• **What to produce**:
Would you return all of this data exactly, leaving nothing out?

Dataset excerpt:
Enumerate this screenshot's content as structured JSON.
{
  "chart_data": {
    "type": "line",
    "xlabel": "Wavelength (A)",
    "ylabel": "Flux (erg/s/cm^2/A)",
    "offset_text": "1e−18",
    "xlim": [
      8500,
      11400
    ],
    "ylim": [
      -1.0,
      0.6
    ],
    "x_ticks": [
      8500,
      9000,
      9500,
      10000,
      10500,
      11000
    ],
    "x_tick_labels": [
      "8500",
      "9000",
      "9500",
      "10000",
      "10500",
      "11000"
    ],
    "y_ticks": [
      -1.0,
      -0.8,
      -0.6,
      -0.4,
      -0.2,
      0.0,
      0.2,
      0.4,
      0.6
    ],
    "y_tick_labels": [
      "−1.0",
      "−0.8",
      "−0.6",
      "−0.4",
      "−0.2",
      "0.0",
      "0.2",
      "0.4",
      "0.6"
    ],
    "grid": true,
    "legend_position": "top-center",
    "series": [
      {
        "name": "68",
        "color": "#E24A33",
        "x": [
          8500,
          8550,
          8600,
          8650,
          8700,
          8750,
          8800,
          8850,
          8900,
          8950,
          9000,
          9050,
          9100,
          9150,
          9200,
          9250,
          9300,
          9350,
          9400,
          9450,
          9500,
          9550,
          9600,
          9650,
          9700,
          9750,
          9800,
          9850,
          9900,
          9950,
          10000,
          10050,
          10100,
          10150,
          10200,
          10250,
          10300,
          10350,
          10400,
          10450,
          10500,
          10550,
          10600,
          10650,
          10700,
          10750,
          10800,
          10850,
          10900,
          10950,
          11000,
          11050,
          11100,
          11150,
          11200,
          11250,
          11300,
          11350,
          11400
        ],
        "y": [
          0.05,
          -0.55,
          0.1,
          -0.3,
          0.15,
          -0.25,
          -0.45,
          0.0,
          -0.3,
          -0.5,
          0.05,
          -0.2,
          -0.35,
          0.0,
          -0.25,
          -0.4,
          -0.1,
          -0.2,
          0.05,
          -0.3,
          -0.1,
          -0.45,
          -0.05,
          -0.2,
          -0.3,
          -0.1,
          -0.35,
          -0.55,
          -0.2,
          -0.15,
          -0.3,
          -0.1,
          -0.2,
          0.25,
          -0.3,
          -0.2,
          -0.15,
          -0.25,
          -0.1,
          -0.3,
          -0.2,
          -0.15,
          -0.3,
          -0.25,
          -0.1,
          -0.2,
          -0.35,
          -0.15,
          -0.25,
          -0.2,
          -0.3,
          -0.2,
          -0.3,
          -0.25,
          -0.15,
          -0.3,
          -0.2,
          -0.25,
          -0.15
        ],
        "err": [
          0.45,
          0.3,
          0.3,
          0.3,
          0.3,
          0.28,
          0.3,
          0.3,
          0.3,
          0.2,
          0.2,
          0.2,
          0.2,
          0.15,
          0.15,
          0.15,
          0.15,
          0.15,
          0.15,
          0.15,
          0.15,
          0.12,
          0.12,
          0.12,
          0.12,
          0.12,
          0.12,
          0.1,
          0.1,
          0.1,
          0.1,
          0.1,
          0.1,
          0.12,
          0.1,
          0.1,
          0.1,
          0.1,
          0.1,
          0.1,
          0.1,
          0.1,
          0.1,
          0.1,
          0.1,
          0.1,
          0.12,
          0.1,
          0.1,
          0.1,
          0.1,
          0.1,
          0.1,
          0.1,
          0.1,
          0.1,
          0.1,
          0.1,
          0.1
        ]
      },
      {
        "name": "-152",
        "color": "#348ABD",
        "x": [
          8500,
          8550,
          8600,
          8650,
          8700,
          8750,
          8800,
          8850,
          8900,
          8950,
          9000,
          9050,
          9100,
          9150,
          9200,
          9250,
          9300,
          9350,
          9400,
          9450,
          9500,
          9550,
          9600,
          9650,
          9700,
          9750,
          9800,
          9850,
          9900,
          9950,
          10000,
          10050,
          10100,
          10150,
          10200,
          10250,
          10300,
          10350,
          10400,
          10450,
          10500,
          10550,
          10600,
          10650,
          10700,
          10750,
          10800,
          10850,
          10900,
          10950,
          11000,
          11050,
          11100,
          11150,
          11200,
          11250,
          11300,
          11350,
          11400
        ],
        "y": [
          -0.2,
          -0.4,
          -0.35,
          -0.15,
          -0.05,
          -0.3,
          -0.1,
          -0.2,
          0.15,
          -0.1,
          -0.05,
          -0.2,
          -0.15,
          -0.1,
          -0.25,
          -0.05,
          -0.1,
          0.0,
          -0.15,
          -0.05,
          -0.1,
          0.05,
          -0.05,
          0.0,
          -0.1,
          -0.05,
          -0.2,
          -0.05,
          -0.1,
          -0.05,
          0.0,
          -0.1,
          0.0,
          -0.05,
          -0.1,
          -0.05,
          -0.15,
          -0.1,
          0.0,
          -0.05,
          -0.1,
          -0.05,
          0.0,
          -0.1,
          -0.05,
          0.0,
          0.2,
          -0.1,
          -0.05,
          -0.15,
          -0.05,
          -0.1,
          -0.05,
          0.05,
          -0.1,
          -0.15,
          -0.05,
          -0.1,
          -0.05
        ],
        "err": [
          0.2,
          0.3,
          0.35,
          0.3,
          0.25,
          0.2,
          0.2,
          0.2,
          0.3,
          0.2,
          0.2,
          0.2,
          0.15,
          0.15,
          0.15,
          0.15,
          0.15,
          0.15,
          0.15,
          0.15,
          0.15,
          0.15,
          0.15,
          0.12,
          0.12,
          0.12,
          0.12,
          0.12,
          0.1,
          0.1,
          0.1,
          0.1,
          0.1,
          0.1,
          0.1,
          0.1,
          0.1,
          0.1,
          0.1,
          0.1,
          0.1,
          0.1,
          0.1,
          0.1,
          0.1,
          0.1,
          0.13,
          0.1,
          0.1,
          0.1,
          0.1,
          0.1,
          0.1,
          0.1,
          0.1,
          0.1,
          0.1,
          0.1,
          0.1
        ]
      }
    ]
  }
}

• **Solution**:
Enumerate this screenshot's content as structured JSON.
{
  "chart_data": {
    "type": "line",
    "xlabel": "Wavelength (A)",
    "ylabel": "Flux (erg/s/cm^2/A)",
    "offset_text": "1e−18",
    "xlim": [
      8500,
      11400
    ],
    "ylim": [
      -1.0,
      0.6
    ],
    "x_ticks": [
      8500,
      9000,
      9500,
      10000,
      10500,
      11000
    ],
    "x_tick_labels": [
      "8500",
      "9000",
      "9500",
      "10000",
      "10500",
      "11000"
    ],
    "y_ticks": [
      -1.0,
      -0.8,
      -0.6,
      -0.4,
      -0.2,
      0.0,
      0.2,
      0.4,
      0.6
    ],
    "y_tick_labels": [
      "−1.0",
      "−0.8",
      "−0.6",
      "−0.4",
      "−0.2",
      "0.0",
      "0.2",
      "0.4",
      "0.6"
    ],
    "grid": true,
    "legend_position": "top-center",
    "series": [
      {
        "name": "68",
        "color": "#E24A33",
        "x": [
          8500,
          8550,
          8600,
          8650,
          8700,
          8750,
          8800,
          8850,
          8900,
          8950,
          9000,
          9050,
          9100,
          9150,
          9200,
          9250,
          9300,
          9350,
          9400,
          9450,
          9500,
          9550,
          9600,
          9650,
          9700,
          9750,
          9800,
          9850,
          9900,
          9950,
          10000,
          10050,
          10100,
          10150,
          10200,
          10250,
          10300,
          10350,
          10400,
          10450,
          10500,
          10550,
          10600,
          10650,
          10700,
          10750,
          10800,
          10850,
          10900,
          10950,
          11000,
          11050,
          11100,
          11150,
          11200,
          11250,
          11300,
          11350,
          11400
        ],
        "y": [
          0.05,
          -0.55,
          0.1,
          -0.3,
          0.15,
          -0.25,
          -0.45,
          0.0,
          -0.3,
          -0.5,
          0.05,
          -0.2,
          -0.35,
          0.0,
          -0.25,
          -0.4,
          -0.1,
          -0.2,
          0.05,
          -0.3,
          -0.1,
          -0.45,
          -0.05,
          -0.2,
          -0.3,
          -0.1,
          -0.35,
          -0.55,
          -0.2,
          -0.15,
          -0.3,
          -0.1,
          -0.2,
          0.25,
          -0.3,
          -0.2,
          -0.15,
          -0.25,
          -0.1,
          -0.3,
          -0.2,
          -0.15,
          -0.3,
          -0.25,
          -0.1,
          -0.2,
          -0.35,
          -0.15,
          -0.25,
          -0.2,
          -0.3,
          -0.2,
          -0.3,
          -0.25,
          -0.15,
          -0.3,
          -0.2,
          -0.25,
          -0.15
        ],
        "err": [
          0.45,
          0.3,
          0.3,
          0.3,
          0.3,
          0.28,
          0.3,
          0.3,
          0.3,
          0.2,
          0.2,
          0.2,
          0.2,
          0.15,
          0.15,
          0.15,
          0.15,
          0.15,
          0.15,
          0.15,
          0.15,
          0.12,
          0.12,
          0.12,
          0.12,
          0.12,
          0.12,
          0.1,
          0.1,
          0.1,
          0.1,
          0.1,
          0.1,
          0.12,
          0.1,
          0.1,
          0.1,
          0.1,
          0.1,
          0.1,
          0.1,
          0.1,
          0.1,
          0.1,
          0.1,
          0.1,
          0.12,
          0.1,
          0.1,
          0.1,
          0.1,
          0.1,
          0.1,
          0.1,
          0.1,
          0.1,
          0.1,
          0.1,
          0.1
        ]
      },
      {
        "name": "-152",
        "color": "#348ABD",
        "x": [
          8500,
          8550,
          8600,
          8650,
          8700,
          8750,
          8800,
          8850,
          8900,
          8950,
          9000,
          9050,
          9100,
          9150,
          9200,
          9250,
          9300,
          9350,
          9400,
          9450,
          9500,
          9550,
          9600,
          9650,
          9700,
          9750,
          9800,
          9850,
          9900,
          9950,
          10000,
          10050,
          10100,
          10150,
          10200,
          10250,
          10300,
          10350,
          10400,
          10450,
          10500,
          10550,
          10600,
          10650,
          10700,
          10750,
          10800,
          10850,
          10900,
          10950,
          11000,
          11050,
          11100,
          11150,
          11200,
          11250,
          11300,
          11350,
          11400
        ],
        "y": [
          -0.2,
          -0.4,
          -0.35,
          -0.15,
          -0.05,
          -0.3,
          -0.1,
          -0.2,
          0.15,
          -0.1,
          -0.05,
          -0.2,
          -0.15,
          -0.1,
          -0.25,
          -0.05,
          -0.1,
          0.0,
          -0.15,
          -0.05,
          -0.1,
          0.05,
          -0.05,
          0.0,
          -0.1,
          -0.05,
          -0.2,
          -0.05,
          -0.1,
          -0.05,
          0.0,
          -0.1,
          0.0,
          -0.05,
          -0.1,
          -0.05,
          -0.15,
          -0.1,
          0.0,
          -0.05,
          -0.1,
          -0.05,
          0.0,
          -0.1,
          -0.05,
          0.0,
          0.2,
          -0.1,
          -0.05,
          -0.15,
          -0.05,
          -0.1,
          -0.05,
          0.05,
          -0.1,
          -0.15,
          -0.05,
          -0.1,
          -0.05
        ],
        "err": [
          0.2,
          0.3,
          0.35,
          0.3,
          0.25,
          0.2,
          0.2,
          0.2,
          0.3,
          0.2,
          0.2,
          0.2,
          0.15,
          0.15,
          0.15,
          0.15,
          0.15,
          0.15,
          0.15,
          0.15,
          0.15,
          0.15,
          0.15,
          0.12,
          0.12,
          0.12,
          0.12,
          0.12,
          0.1,
          0.1,
          0.1,
          0.1,
          0.1,
          0.1,
          0.1,
          0.1,
          0.1,
          0.1,
          0.1,
          0.1,
          0.1,
          0.1,
          0.1,
          0.1,
          0.1,
          0.1,
          0.13,
          0.1,
          0.1,
          0.1,
          0.1,
          0.1,
          0.1,
          0.1,
          0.1,
          0.1,
          0.1,
          0.1,
          0.1
        ]
      }
    ]
  }
}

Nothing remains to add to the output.